*Exercise brief*. Lines where the string "Majoriteten" appears are to be copied from the entries below.

*Collection entries*.
+ + + + +

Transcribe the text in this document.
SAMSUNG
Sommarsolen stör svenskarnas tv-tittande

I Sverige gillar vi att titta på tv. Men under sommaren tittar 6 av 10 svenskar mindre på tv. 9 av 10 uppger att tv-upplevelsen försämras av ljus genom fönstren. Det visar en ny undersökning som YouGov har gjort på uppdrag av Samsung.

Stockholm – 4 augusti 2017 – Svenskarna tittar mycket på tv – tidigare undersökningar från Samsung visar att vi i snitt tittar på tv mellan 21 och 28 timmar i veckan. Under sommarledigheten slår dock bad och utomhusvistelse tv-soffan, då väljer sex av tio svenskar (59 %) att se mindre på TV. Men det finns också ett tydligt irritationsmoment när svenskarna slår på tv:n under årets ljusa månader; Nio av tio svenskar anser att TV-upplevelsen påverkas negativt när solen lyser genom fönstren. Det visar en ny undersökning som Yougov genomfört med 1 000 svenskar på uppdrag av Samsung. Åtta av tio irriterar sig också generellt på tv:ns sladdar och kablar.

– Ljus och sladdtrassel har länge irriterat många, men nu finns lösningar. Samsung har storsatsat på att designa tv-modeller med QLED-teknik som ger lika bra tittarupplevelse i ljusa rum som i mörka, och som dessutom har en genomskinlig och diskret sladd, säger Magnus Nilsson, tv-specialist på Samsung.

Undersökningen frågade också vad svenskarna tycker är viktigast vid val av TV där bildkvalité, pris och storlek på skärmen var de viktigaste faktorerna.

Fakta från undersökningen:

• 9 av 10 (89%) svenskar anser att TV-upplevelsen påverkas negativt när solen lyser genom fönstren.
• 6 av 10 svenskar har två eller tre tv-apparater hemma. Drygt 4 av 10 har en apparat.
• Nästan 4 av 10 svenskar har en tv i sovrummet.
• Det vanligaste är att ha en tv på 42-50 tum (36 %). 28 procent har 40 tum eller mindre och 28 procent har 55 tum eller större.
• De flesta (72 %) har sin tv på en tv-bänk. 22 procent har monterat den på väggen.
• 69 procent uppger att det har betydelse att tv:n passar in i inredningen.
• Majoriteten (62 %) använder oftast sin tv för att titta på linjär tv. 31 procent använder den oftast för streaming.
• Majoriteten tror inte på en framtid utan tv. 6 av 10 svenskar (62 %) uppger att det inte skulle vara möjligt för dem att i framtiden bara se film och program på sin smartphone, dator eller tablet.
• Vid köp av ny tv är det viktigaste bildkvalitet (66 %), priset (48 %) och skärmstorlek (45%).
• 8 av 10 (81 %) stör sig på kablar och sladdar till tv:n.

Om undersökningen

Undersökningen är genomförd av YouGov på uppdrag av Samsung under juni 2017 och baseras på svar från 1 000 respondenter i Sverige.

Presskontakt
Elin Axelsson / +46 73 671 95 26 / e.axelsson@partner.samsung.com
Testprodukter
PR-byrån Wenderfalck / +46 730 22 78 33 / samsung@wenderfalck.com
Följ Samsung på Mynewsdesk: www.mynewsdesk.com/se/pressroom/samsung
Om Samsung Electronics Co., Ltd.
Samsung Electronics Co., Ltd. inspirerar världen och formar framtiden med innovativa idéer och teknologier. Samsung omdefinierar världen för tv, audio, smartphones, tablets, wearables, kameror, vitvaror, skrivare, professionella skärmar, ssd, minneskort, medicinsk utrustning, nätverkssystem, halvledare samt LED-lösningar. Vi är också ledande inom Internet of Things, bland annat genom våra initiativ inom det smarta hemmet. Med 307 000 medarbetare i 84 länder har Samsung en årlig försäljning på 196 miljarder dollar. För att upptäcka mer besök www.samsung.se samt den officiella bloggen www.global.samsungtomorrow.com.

+ + + + +

*Solution to the exercise*.
• Majoriteten (62 %) använder oftast sin tv för att titta på linjär tv. 31 procent använder den oftast för streaming.
• Majoriteten tror inte på en framtid utan tv. 6 av 10 svenskar (62 %) uppger att det inte skulle vara möjligt för dem att i framtiden bara se film och program på sin smartphone, dator eller tablet.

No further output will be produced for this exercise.